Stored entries
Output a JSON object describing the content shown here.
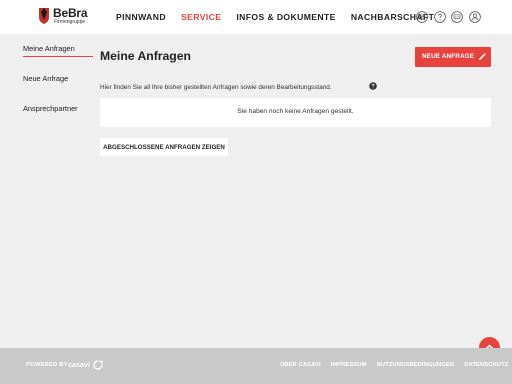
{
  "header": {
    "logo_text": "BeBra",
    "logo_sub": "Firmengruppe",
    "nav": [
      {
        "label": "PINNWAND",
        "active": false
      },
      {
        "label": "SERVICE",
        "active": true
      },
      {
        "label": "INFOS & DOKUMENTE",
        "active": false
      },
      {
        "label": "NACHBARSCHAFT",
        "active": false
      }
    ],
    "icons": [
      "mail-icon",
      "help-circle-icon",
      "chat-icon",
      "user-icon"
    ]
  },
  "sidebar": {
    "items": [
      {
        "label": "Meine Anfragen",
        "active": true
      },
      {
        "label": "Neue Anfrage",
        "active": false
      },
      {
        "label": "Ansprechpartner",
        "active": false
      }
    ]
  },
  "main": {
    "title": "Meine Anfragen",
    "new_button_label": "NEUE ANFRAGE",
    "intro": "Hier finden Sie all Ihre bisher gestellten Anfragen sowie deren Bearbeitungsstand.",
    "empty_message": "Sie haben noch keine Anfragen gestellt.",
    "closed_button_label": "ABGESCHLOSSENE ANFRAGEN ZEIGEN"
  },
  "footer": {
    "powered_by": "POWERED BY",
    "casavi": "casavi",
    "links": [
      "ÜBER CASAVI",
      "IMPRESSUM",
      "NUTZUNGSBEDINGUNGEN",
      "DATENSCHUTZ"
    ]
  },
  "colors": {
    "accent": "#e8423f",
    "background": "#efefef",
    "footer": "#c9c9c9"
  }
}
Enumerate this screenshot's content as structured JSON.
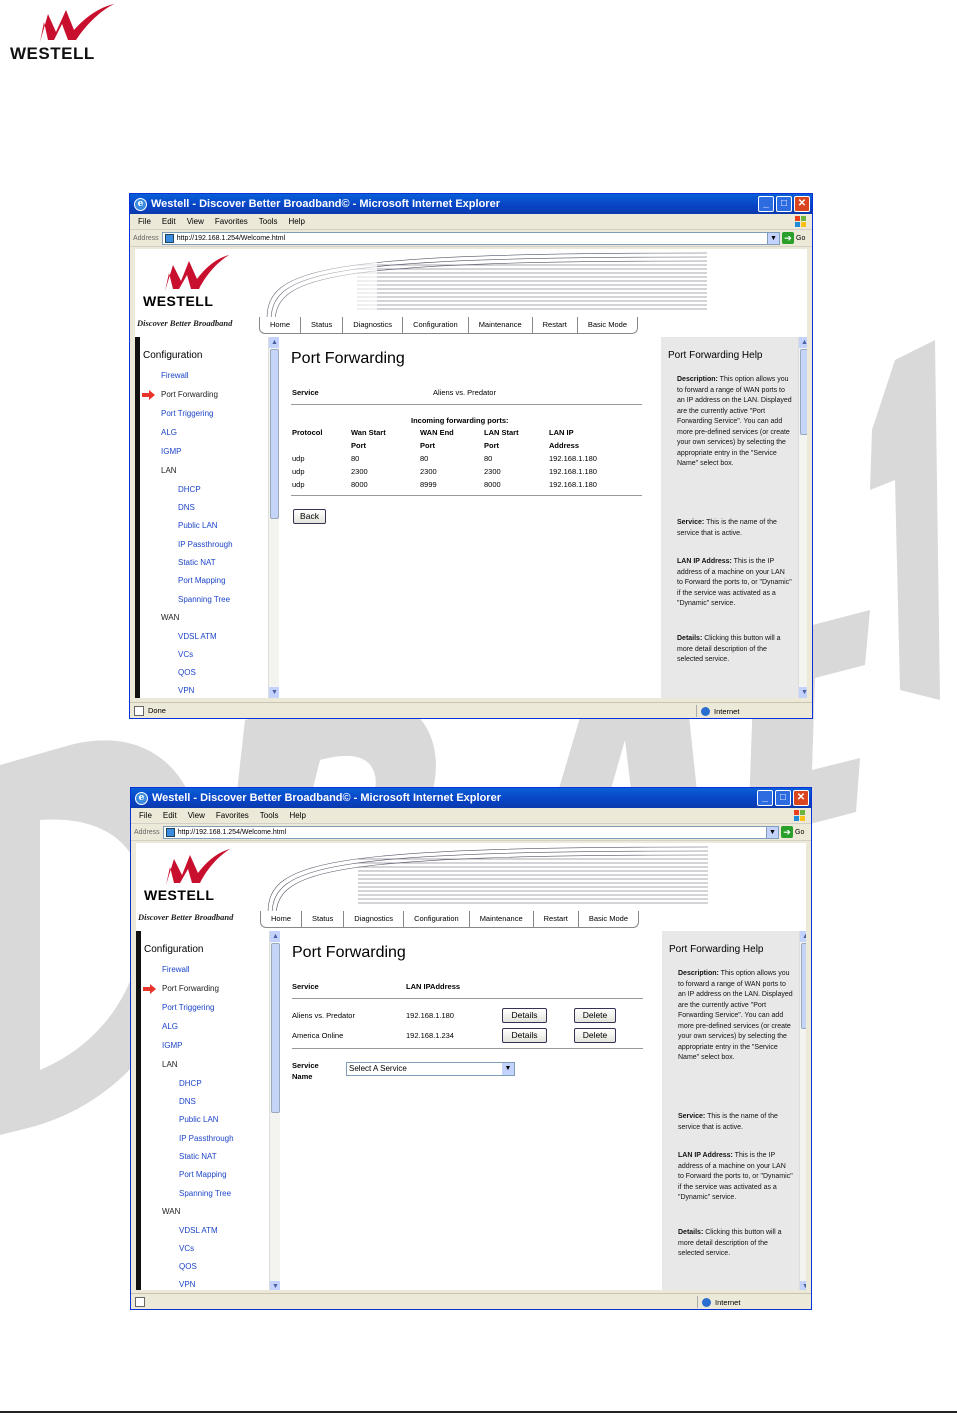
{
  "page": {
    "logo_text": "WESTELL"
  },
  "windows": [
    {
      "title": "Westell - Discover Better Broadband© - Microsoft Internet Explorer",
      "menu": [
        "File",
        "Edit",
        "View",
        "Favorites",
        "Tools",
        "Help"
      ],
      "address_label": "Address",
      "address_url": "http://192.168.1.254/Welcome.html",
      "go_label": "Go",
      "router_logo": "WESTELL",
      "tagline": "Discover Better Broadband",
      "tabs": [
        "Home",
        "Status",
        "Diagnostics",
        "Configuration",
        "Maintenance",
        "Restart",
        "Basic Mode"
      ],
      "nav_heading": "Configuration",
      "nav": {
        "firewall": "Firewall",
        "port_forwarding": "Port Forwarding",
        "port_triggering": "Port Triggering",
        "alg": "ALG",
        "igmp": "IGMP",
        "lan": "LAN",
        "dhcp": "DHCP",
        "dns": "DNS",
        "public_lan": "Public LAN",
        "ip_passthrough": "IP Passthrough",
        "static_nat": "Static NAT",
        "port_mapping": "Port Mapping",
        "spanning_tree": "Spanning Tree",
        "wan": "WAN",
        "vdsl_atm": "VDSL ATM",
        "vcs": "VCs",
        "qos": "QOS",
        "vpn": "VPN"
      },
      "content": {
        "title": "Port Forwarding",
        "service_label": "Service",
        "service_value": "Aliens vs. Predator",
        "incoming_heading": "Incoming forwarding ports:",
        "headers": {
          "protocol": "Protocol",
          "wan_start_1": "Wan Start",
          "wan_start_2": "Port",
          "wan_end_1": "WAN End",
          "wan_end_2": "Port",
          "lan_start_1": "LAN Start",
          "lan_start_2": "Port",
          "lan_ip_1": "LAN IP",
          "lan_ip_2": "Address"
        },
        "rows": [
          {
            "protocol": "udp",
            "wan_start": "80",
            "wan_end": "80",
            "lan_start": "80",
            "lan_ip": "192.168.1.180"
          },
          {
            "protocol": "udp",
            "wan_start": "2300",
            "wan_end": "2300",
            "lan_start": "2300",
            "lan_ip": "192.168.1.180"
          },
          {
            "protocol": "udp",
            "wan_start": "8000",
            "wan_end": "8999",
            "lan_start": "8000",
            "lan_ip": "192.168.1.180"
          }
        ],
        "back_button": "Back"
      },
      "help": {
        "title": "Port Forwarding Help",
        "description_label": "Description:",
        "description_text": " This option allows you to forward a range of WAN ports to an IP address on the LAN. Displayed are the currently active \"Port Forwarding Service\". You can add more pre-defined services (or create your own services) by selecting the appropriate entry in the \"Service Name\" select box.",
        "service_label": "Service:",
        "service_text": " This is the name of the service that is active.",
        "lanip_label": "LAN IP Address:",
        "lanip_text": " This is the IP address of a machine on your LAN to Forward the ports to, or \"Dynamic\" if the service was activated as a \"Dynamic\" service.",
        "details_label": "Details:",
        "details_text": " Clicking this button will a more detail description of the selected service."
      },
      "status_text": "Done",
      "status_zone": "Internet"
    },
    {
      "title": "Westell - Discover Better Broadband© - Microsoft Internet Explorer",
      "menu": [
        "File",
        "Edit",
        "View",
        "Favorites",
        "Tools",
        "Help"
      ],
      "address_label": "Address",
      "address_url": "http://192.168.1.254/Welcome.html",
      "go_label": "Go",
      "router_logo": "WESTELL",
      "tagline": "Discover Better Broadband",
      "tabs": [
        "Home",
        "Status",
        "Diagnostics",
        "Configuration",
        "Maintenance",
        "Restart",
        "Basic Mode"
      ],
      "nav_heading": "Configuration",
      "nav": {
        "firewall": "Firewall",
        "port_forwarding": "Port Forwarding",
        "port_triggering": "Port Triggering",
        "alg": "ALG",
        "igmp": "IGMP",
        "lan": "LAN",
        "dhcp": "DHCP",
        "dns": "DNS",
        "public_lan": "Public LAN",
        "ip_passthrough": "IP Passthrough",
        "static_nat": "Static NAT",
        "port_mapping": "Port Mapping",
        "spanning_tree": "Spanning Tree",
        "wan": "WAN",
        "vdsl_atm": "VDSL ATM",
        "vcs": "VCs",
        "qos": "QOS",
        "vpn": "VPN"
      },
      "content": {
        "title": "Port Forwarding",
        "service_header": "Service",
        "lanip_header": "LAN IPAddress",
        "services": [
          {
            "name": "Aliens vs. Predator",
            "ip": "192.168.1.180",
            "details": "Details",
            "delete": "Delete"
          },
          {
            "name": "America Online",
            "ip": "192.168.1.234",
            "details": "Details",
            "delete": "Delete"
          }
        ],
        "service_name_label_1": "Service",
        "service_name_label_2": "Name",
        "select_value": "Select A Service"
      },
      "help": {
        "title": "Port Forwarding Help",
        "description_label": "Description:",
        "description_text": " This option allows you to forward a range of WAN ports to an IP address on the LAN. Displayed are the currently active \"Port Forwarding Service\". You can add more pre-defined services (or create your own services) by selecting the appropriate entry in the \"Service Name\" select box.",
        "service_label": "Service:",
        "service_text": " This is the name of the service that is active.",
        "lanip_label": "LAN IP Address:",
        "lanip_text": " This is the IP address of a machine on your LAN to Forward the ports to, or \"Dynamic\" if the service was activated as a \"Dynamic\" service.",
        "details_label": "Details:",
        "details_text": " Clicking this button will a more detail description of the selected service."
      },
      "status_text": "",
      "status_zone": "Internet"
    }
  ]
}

> _Do this_
Write out each entry exactly as given, omitting any picture.

> _Solved exercise_
Output a JSON object describing the content shown here.
{
  "header": {
    "logo_text": "BeBra",
    "logo_sub": "Firmengruppe",
    "nav": [
      {
        "label": "PINNWAND",
        "active": false
      },
      {
        "label": "SERVICE",
        "active": true
      },
      {
        "label": "INFOS & DOKUMENTE",
        "active": false
      },
      {
        "label": "NACHBARSCHAFT",
        "active": false
      }
    ],
    "icons": [
      "mail-icon",
      "help-circle-icon",
      "chat-icon",
      "user-icon"
    ]
  },
  "sidebar": {
    "items": [
      {
        "label": "Meine Anfragen",
        "active": true
      },
      {
        "label": "Neue Anfrage",
        "active": false
      },
      {
        "label": "Ansprechpartner",
        "active": false
      }
    ]
  },
  "main": {
    "title": "Meine Anfragen",
    "new_button_label": "NEUE ANFRAGE",
    "intro": "Hier finden Sie all Ihre bisher gestellten Anfragen sowie deren Bearbeitungsstand.",
    "empty_message": "Sie haben noch keine Anfragen gestellt.",
    "closed_button_label": "ABGESCHLOSSENE ANFRAGEN ZEIGEN"
  },
  "footer": {
    "powered_by": "POWERED BY",
    "casavi": "casavi",
    "links": [
      "ÜBER CASAVI",
      "IMPRESSUM",
      "NUTZUNGSBEDINGUNGEN",
      "DATENSCHUTZ"
    ]
  },
  "colors": {
    "accent": "#e8423f",
    "background": "#efefef",
    "footer": "#c9c9c9"
  }
}
Enumerate this screenshot's content as structured JSON.
{
  "page": {
    "logo_text": "WESTELL"
  },
  "windows": [
    {
      "title": "Westell - Discover Better Broadband© - Microsoft Internet Explorer",
      "menu": [
        "File",
        "Edit",
        "View",
        "Favorites",
        "Tools",
        "Help"
      ],
      "address_label": "Address",
      "address_url": "http://192.168.1.254/Welcome.html",
      "go_label": "Go",
      "router_logo": "WESTELL",
      "tagline": "Discover Better Broadband",
      "tabs": [
        "Home",
        "Status",
        "Diagnostics",
        "Configuration",
        "Maintenance",
        "Restart",
        "Basic Mode"
      ],
      "nav_heading": "Configuration",
      "nav": {
        "firewall": "Firewall",
        "port_forwarding": "Port Forwarding",
        "port_triggering": "Port Triggering",
        "alg": "ALG",
        "igmp": "IGMP",
        "lan": "LAN",
        "dhcp": "DHCP",
        "dns": "DNS",
        "public_lan": "Public LAN",
        "ip_passthrough": "IP Passthrough",
        "static_nat": "Static NAT",
        "port_mapping": "Port Mapping",
        "spanning_tree": "Spanning Tree",
        "wan": "WAN",
        "vdsl_atm": "VDSL ATM",
        "vcs": "VCs",
        "qos": "QOS",
        "vpn": "VPN"
      },
      "content": {
        "title": "Port Forwarding",
        "service_label": "Service",
        "service_value": "Aliens vs. Predator",
        "incoming_heading": "Incoming forwarding ports:",
        "headers": {
          "protocol": "Protocol",
          "wan_start_1": "Wan Start",
          "wan_start_2": "Port",
          "wan_end_1": "WAN End",
          "wan_end_2": "Port",
          "lan_start_1": "LAN Start",
          "lan_start_2": "Port",
          "lan_ip_1": "LAN IP",
          "lan_ip_2": "Address"
        },
        "rows": [
          {
            "protocol": "udp",
            "wan_start": "80",
            "wan_end": "80",
            "lan_start": "80",
            "lan_ip": "192.168.1.180"
          },
          {
            "protocol": "udp",
            "wan_start": "2300",
            "wan_end": "2300",
            "lan_start": "2300",
            "lan_ip": "192.168.1.180"
          },
          {
            "protocol": "udp",
            "wan_start": "8000",
            "wan_end": "8999",
            "lan_start": "8000",
            "lan_ip": "192.168.1.180"
          }
        ],
        "back_button": "Back"
      },
      "help": {
        "title": "Port Forwarding Help",
        "description_label": "Description:",
        "description_text": " This option allows you to forward a range of WAN ports to an IP address on the LAN. Displayed are the currently active \"Port Forwarding Service\". You can add more pre-defined services (or create your own services) by selecting the appropriate entry in the \"Service Name\" select box.",
        "service_label": "Service:",
        "service_text": " This is the name of the service that is active.",
        "lanip_label": "LAN IP Address:",
        "lanip_text": " This is the IP address of a machine on your LAN to Forward the ports to, or \"Dynamic\" if the service was activated as a \"Dynamic\" service.",
        "details_label": "Details:",
        "details_text": " Clicking this button will a more detail description of the selected service."
      },
      "status_text": "Done",
      "status_zone": "Internet"
    },
    {
      "title": "Westell - Discover Better Broadband© - Microsoft Internet Explorer",
      "menu": [
        "File",
        "Edit",
        "View",
        "Favorites",
        "Tools",
        "Help"
      ],
      "address_label": "Address",
      "address_url": "http://192.168.1.254/Welcome.html",
      "go_label": "Go",
      "router_logo": "WESTELL",
      "tagline": "Discover Better Broadband",
      "tabs": [
        "Home",
        "Status",
        "Diagnostics",
        "Configuration",
        "Maintenance",
        "Restart",
        "Basic Mode"
      ],
      "nav_heading": "Configuration",
      "nav": {
        "firewall": "Firewall",
        "port_forwarding": "Port Forwarding",
        "port_triggering": "Port Triggering",
        "alg": "ALG",
        "igmp": "IGMP",
        "lan": "LAN",
        "dhcp": "DHCP",
        "dns": "DNS",
        "public_lan": "Public LAN",
        "ip_passthrough": "IP Passthrough",
        "static_nat": "Static NAT",
        "port_mapping": "Port Mapping",
        "spanning_tree": "Spanning Tree",
        "wan": "WAN",
        "vdsl_atm": "VDSL ATM",
        "vcs": "VCs",
        "qos": "QOS",
        "vpn": "VPN"
      },
      "content": {
        "title": "Port Forwarding",
        "service_header": "Service",
        "lanip_header": "LAN IPAddress",
        "services": [
          {
            "name": "Aliens vs. Predator",
            "ip": "192.168.1.180",
            "details": "Details",
            "delete": "Delete"
          },
          {
            "name": "America Online",
            "ip": "192.168.1.234",
            "details": "Details",
            "delete": "Delete"
          }
        ],
        "service_name_label_1": "Service",
        "service_name_label_2": "Name",
        "select_value": "Select A Service"
      },
      "help": {
        "title": "Port Forwarding Help",
        "description_label": "Description:",
        "description_text": " This option allows you to forward a range of WAN ports to an IP address on the LAN. Displayed are the currently active \"Port Forwarding Service\". You can add more pre-defined services (or create your own services) by selecting the appropriate entry in the \"Service Name\" select box.",
        "service_label": "Service:",
        "service_text": " This is the name of the service that is active.",
        "lanip_label": "LAN IP Address:",
        "lanip_text": " This is the IP address of a machine on your LAN to Forward the ports to, or \"Dynamic\" if the service was activated as a \"Dynamic\" service.",
        "details_label": "Details:",
        "details_text": " Clicking this button will a more detail description of the selected service."
      },
      "status_text": "",
      "status_zone": "Internet"
    }
  ]
}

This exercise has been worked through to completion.